▸ WHAT IS BEING ASKED
In the listing below, please print the line that contains "Extract the structured" and every line that follows it, exactly.

[Saved entries]
------------
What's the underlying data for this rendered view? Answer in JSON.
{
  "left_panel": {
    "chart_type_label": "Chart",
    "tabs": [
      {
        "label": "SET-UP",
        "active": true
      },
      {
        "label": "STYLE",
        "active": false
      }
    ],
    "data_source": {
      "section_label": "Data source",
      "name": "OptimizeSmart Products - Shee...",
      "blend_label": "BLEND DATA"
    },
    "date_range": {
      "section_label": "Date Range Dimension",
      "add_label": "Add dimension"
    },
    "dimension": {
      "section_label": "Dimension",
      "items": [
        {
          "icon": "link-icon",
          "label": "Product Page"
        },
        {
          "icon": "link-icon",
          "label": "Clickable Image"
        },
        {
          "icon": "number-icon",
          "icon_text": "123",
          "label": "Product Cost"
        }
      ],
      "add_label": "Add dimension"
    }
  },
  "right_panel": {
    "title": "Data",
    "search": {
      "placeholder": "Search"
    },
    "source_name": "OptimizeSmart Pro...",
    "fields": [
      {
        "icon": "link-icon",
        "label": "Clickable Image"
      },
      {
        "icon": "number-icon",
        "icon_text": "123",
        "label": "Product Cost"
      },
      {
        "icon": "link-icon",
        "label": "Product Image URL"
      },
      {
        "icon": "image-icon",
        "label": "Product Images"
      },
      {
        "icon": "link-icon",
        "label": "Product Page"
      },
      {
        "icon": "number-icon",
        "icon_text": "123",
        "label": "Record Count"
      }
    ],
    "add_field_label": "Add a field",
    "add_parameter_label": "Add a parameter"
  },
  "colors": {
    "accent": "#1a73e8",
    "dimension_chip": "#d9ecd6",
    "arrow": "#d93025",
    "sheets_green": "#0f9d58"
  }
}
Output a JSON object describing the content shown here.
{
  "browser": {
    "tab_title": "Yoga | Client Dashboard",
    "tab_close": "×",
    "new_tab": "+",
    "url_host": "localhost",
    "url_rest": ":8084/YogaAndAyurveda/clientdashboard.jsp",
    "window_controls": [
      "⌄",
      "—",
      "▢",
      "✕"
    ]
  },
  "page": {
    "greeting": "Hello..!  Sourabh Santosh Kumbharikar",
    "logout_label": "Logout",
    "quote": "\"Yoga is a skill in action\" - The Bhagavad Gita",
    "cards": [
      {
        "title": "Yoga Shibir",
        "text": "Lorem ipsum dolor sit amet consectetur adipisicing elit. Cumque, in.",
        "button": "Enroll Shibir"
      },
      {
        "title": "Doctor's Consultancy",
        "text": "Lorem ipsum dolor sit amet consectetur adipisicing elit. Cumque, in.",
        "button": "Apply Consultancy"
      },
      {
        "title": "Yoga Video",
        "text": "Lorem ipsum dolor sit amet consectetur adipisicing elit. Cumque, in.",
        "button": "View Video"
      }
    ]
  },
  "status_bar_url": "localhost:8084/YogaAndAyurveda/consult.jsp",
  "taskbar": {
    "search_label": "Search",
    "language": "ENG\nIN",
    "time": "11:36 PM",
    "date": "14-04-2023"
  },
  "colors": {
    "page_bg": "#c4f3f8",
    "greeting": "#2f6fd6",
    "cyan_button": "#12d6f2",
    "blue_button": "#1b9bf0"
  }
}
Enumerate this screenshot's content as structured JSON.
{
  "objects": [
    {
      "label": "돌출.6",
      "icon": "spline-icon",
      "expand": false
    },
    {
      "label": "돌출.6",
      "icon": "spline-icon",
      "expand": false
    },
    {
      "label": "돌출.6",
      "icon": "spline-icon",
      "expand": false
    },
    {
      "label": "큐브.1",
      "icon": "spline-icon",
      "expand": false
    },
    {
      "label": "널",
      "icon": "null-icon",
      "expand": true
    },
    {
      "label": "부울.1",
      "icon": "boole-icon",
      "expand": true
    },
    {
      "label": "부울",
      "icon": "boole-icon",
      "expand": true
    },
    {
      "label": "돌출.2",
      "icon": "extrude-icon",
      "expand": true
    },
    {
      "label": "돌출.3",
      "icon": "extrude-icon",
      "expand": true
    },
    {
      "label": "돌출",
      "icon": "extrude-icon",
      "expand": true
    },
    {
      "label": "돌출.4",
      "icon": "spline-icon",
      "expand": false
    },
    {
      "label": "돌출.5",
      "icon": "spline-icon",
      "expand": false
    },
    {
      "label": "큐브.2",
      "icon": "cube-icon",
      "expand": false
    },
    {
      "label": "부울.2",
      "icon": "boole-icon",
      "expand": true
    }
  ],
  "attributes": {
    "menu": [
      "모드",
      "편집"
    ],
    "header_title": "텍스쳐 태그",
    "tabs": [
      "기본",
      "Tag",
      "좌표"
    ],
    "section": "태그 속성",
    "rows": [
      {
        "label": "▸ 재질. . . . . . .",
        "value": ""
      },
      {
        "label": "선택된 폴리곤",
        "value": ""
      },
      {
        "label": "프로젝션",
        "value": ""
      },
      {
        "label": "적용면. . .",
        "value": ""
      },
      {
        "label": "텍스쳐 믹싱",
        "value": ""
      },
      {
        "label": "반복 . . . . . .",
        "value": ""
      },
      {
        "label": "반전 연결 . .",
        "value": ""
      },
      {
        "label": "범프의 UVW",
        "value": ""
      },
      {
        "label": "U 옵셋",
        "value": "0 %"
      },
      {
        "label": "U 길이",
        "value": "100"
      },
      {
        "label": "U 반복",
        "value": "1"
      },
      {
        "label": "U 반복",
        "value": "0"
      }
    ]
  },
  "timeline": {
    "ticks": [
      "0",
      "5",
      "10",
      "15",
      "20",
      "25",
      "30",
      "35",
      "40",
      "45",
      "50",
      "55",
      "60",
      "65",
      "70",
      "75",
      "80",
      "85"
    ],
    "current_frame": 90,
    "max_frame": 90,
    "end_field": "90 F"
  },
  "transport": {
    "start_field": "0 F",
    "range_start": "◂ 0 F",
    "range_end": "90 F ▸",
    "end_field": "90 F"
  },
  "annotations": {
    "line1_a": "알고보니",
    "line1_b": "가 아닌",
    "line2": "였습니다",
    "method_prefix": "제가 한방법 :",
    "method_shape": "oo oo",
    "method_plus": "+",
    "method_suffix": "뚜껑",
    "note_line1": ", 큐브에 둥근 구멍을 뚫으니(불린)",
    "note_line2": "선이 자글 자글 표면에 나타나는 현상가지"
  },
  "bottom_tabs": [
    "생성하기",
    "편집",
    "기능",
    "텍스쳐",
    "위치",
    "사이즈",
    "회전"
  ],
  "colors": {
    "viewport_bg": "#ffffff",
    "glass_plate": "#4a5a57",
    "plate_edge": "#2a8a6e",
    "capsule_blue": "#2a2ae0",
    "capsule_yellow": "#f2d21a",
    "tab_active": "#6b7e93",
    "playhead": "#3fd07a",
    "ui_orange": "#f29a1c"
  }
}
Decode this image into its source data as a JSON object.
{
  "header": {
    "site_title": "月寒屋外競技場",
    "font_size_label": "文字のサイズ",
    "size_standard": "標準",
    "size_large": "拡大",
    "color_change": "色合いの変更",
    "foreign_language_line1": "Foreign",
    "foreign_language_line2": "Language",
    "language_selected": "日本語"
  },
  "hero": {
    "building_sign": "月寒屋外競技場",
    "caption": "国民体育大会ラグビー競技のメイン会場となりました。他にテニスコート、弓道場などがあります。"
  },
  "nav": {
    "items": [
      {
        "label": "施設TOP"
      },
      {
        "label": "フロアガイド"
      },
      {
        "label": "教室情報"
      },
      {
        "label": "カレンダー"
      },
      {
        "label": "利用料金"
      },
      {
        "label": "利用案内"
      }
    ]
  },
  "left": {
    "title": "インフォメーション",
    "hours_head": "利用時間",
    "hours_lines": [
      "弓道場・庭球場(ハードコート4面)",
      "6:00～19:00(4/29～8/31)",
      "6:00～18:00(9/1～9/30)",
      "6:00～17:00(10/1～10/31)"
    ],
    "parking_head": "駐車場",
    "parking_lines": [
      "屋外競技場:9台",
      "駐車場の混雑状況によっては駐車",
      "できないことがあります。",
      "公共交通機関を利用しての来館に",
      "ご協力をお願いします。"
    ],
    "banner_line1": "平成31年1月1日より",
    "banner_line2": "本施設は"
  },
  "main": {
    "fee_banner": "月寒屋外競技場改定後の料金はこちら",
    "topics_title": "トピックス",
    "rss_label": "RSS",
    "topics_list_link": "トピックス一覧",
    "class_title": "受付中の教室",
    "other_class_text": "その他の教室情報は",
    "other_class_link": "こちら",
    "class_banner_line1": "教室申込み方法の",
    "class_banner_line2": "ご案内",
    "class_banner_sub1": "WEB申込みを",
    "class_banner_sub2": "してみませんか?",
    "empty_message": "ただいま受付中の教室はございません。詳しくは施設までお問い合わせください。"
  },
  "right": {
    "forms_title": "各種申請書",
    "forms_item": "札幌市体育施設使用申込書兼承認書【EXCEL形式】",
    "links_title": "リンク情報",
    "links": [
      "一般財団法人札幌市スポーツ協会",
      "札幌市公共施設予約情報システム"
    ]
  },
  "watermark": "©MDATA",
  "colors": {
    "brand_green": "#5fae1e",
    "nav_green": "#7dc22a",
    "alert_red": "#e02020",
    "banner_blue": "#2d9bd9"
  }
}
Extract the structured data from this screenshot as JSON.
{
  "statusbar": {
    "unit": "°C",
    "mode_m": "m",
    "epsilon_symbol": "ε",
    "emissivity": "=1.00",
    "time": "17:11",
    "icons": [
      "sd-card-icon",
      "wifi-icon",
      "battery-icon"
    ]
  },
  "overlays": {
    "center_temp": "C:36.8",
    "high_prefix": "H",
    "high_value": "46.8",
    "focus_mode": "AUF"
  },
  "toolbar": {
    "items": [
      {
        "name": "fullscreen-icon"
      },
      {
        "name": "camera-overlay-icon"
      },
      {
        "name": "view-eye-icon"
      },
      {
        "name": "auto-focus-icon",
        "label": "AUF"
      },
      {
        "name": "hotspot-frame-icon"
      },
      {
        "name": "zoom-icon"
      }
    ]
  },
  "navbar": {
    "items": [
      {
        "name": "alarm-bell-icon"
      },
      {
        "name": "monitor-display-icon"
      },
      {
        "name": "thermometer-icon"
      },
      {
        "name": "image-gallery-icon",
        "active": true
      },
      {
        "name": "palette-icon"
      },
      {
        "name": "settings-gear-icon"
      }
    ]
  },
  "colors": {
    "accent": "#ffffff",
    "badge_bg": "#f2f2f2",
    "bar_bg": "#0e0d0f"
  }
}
------------
▸ FULL SOLUTION
Extract the structured data from this screenshot as JSON.
{
  "statusbar": {
    "unit": "°C",
    "mode_m": "m",
    "epsilon_symbol": "ε",
    "emissivity": "=1.00",
    "time": "17:11",
    "icons": [
      "sd-card-icon",
      "wifi-icon",
      "battery-icon"
    ]
  },
  "overlays": {
    "center_temp": "C:36.8",
    "high_prefix": "H",
    "high_value": "46.8",
    "focus_mode": "AUF"
  },
  "toolbar": {
    "items": [
      {
        "name": "fullscreen-icon"
      },
      {
        "name": "camera-overlay-icon"
      },
      {
        "name": "view-eye-icon"
      },
      {
        "name": "auto-focus-icon",
        "label": "AUF"
      },
      {
        "name": "hotspot-frame-icon"
      },
      {
        "name": "zoom-icon"
      }
    ]
  },
  "navbar": {
    "items": [
      {
        "name": "alarm-bell-icon"
      },
      {
        "name": "monitor-display-icon"
      },
      {
        "name": "thermometer-icon"
      },
      {
        "name": "image-gallery-icon",
        "active": true
      },
      {
        "name": "palette-icon"
      },
      {
        "name": "settings-gear-icon"
      }
    ]
  },
  "colors": {
    "accent": "#ffffff",
    "badge_bg": "#f2f2f2",
    "bar_bg": "#0e0d0f"
  }
}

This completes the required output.